[The data]:

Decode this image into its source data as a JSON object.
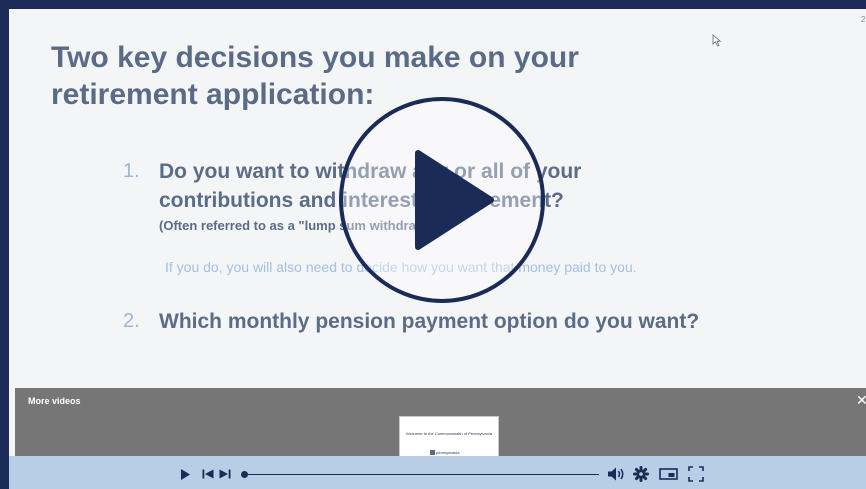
{
  "slide": {
    "number": "2",
    "title": "Two key decisions you make on your retirement application:",
    "questions": [
      {
        "number": "1.",
        "line1": "Do you want to withdraw any or all of your",
        "line2": "contributions and interest at retirement?",
        "note": "(Often referred to as a \"lump sum withdrawal\")",
        "sub": "If you do, you will also need to decide how you want that money paid to you."
      },
      {
        "number": "2.",
        "line1": "Which monthly pension payment option do you want?"
      }
    ]
  },
  "more_videos": {
    "title": "More videos",
    "close": "✕",
    "thumbnail": {
      "text": "Welcome to the Commonwealth of Pennsylvania",
      "logo": "pennsylvania"
    }
  },
  "player": {
    "progress": 0
  },
  "colors": {
    "border": "#1b2c58",
    "title": "#5a6b86",
    "accent_number": "#9db6d8",
    "control_bar": "#b7cee6",
    "play_circle": "#1a2b57"
  }
}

[Your goal]: Search the data above for lines holding "want" and copy each of them.

[Finished answer]:
        "line1": "Do you want to withdraw any or all of your",
        "sub": "If you do, you will also need to decide how you want that money paid to you."
        "line1": "Which monthly pension payment option do you want?"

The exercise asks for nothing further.